--- start Records supplied ---

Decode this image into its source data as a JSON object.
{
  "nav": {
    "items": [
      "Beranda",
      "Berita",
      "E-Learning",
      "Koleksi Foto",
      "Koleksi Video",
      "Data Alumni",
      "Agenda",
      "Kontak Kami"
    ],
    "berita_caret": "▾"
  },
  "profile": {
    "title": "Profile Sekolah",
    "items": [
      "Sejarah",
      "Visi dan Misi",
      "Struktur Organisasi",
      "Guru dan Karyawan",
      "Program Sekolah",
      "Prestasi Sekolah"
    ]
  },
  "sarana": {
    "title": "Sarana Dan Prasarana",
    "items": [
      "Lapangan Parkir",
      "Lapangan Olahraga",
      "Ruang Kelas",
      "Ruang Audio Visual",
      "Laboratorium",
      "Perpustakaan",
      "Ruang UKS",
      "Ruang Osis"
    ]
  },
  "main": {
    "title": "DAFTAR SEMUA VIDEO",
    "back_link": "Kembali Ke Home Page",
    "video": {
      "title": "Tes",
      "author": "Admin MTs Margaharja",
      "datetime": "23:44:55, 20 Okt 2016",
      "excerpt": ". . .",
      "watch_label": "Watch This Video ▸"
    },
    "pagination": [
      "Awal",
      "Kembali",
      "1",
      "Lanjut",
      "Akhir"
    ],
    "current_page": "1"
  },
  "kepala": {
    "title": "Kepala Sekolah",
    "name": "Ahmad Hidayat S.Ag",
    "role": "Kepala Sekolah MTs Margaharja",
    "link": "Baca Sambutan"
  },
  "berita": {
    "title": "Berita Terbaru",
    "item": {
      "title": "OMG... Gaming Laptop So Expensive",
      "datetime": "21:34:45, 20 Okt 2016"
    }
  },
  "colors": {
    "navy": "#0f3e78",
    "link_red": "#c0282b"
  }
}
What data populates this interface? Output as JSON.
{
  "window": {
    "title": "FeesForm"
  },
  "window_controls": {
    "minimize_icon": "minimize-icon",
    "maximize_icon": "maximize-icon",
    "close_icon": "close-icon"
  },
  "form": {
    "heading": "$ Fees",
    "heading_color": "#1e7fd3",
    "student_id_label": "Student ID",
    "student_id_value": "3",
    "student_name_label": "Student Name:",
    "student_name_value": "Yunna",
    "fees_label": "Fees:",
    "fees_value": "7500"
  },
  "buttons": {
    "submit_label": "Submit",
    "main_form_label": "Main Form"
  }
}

--- end Records supplied ---

## Required task:
Give only the number of lines in the material above that include the word "datetime".

## Completed task:
2